#### Some records:

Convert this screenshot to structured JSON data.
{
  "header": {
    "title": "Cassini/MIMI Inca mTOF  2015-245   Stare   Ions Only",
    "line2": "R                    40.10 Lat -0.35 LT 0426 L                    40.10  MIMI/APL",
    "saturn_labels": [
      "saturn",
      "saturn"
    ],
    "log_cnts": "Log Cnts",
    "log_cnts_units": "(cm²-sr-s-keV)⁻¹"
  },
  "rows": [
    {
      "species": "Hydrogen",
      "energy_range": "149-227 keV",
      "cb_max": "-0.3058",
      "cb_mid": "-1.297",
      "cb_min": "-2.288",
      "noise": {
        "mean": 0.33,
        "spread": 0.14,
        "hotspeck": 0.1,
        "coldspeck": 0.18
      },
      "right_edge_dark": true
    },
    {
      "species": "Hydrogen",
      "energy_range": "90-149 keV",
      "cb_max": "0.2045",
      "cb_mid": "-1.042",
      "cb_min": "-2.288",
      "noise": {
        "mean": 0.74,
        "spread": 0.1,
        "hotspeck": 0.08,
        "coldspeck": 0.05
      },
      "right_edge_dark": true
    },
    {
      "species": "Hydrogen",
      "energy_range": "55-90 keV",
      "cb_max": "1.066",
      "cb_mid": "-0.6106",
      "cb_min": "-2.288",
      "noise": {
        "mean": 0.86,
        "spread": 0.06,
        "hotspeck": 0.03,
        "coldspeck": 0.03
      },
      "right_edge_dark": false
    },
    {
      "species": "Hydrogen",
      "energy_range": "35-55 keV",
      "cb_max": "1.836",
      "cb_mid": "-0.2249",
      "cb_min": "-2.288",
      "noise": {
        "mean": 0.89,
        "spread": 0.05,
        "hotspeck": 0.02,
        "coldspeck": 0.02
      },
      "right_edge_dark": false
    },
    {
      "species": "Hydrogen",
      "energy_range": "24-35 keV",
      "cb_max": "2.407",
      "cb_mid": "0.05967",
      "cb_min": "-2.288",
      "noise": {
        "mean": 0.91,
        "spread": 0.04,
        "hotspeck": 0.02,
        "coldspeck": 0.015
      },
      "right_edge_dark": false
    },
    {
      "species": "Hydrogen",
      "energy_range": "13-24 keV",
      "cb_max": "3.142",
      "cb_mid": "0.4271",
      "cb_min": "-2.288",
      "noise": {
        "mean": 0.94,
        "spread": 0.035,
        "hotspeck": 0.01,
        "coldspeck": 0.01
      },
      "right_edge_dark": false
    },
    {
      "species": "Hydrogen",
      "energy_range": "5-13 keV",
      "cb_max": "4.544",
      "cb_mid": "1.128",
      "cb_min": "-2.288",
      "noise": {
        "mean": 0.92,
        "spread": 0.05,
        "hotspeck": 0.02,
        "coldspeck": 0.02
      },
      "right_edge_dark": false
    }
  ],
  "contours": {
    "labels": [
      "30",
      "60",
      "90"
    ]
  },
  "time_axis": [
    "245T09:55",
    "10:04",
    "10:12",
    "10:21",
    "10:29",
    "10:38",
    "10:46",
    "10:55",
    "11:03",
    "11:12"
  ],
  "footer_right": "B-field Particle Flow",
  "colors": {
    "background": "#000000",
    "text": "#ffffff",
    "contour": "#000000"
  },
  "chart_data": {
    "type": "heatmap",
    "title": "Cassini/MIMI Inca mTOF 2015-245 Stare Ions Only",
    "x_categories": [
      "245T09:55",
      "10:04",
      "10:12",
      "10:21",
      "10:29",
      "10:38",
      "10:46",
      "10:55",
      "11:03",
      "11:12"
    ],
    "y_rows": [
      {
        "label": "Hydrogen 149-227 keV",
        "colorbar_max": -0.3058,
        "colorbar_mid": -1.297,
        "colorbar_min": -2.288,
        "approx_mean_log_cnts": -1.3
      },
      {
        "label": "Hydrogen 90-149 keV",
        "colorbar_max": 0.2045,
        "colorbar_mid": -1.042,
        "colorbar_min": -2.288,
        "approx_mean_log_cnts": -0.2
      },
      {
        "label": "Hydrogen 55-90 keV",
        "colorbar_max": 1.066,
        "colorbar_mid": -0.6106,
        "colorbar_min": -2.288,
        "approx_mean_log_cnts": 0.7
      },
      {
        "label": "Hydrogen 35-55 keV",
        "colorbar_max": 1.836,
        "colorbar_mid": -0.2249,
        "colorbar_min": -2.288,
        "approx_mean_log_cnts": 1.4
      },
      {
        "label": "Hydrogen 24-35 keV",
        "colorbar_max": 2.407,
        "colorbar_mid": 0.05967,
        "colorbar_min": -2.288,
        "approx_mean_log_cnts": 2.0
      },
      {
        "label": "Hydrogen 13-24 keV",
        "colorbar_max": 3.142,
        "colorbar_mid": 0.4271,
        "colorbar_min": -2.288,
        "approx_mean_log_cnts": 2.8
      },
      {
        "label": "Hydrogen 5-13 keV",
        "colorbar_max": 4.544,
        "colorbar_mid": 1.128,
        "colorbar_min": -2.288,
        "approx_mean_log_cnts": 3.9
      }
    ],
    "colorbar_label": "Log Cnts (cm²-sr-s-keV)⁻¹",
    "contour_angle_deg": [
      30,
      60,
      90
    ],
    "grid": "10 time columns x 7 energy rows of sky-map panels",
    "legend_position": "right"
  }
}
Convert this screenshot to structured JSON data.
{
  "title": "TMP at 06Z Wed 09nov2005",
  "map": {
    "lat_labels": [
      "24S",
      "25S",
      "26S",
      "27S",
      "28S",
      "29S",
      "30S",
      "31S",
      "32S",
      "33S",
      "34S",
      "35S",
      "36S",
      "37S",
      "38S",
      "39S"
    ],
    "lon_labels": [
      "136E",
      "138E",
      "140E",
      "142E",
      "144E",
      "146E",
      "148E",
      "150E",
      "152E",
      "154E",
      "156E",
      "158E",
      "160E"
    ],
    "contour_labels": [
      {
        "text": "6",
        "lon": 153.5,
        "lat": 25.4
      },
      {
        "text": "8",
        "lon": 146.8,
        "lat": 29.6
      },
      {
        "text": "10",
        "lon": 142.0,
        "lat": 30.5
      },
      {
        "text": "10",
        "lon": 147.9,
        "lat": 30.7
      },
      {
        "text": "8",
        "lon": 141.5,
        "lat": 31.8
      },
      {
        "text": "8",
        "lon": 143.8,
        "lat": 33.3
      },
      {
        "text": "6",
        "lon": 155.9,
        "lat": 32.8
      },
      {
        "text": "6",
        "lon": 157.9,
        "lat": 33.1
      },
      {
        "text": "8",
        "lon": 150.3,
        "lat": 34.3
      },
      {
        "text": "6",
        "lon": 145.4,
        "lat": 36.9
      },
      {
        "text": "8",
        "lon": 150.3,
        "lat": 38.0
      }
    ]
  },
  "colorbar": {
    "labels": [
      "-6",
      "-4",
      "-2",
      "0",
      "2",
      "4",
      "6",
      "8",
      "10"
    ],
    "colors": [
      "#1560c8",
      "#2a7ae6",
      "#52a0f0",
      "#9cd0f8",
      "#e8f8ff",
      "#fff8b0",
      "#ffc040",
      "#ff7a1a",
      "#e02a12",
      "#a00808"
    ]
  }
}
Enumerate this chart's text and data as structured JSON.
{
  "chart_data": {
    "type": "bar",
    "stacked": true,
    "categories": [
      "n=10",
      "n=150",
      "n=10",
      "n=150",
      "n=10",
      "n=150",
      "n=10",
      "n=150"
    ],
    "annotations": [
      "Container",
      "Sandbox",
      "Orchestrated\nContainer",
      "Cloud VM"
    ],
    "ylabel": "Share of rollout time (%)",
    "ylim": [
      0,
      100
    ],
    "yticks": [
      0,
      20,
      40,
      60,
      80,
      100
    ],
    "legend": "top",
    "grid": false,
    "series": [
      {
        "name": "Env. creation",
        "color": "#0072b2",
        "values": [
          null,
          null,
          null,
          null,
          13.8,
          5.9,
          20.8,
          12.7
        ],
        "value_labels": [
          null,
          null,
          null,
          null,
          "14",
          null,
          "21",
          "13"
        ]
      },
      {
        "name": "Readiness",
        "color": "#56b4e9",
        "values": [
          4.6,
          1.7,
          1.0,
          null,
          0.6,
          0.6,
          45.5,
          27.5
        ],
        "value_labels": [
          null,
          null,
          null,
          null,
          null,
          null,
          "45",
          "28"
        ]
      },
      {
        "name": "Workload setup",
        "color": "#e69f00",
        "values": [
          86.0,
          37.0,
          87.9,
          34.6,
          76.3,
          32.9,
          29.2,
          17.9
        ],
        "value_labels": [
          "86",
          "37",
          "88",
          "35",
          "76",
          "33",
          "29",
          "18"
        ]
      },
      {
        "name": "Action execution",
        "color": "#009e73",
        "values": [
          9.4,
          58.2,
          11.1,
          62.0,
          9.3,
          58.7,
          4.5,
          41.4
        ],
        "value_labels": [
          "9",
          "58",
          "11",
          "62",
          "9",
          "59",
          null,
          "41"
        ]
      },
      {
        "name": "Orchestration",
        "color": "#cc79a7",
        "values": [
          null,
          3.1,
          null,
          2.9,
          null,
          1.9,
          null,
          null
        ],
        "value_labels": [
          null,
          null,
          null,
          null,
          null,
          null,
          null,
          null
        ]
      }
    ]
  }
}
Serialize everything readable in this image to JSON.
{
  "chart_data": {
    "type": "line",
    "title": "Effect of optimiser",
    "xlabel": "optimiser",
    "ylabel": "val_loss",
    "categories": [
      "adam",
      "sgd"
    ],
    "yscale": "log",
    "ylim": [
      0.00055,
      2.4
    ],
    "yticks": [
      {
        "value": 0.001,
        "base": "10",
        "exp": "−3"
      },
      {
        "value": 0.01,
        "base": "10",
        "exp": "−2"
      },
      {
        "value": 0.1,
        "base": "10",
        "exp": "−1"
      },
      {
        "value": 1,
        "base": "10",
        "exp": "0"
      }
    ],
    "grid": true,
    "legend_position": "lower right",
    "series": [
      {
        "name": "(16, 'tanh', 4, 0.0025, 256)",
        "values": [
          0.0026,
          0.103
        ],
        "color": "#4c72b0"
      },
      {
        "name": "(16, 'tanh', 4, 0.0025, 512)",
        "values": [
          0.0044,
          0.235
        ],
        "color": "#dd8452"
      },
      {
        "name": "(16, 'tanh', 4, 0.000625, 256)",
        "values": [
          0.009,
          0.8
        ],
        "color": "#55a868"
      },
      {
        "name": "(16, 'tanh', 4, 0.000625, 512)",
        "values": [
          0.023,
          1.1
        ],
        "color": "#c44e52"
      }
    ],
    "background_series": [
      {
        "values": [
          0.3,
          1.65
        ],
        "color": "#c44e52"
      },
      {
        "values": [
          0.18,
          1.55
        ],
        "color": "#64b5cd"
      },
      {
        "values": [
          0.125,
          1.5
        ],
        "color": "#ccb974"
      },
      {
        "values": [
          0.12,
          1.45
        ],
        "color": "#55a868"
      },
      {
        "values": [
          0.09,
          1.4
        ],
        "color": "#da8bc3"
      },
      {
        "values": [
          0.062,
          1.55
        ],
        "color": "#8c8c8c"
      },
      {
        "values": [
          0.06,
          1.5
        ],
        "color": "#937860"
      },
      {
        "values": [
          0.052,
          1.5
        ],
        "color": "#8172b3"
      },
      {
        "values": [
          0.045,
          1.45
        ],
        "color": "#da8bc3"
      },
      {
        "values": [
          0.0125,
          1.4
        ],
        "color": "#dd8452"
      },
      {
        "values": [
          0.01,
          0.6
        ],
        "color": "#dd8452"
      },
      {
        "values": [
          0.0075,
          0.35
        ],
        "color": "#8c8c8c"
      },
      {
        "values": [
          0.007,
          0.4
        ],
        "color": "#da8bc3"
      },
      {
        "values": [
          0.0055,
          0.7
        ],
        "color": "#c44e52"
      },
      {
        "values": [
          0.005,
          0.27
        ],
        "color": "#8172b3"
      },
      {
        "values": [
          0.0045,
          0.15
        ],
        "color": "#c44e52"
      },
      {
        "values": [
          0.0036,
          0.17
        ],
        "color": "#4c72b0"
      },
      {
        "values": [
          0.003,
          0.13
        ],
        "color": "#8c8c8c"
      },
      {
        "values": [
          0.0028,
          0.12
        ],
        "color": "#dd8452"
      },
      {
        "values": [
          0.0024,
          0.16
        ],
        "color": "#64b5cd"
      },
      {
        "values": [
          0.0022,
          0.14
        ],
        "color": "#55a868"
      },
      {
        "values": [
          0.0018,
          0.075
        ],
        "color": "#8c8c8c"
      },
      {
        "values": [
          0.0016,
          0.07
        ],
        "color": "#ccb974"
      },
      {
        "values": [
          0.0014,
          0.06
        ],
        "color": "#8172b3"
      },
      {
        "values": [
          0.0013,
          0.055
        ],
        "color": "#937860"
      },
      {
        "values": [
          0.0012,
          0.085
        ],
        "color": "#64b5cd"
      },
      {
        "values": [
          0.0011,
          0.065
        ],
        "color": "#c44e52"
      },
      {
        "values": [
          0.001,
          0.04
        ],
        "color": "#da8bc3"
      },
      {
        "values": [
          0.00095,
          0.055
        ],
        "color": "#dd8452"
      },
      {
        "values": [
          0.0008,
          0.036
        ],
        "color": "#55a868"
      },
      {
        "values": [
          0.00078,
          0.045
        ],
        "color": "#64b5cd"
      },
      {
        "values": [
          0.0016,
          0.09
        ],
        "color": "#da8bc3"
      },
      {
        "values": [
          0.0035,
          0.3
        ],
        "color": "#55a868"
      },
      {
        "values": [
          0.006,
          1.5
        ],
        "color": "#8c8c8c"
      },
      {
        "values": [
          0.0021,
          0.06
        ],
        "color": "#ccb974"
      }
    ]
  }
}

#### Exercise goal:
Pull out each line of the records holding the string "hotspeck".

#### Result of the task:
        "hotspeck": 0.1,
        "hotspeck": 0.08,
        "hotspeck": 0.03,
        "hotspeck": 0.02,
        "hotspeck": 0.02,
        "hotspeck": 0.01,
        "hotspeck": 0.02,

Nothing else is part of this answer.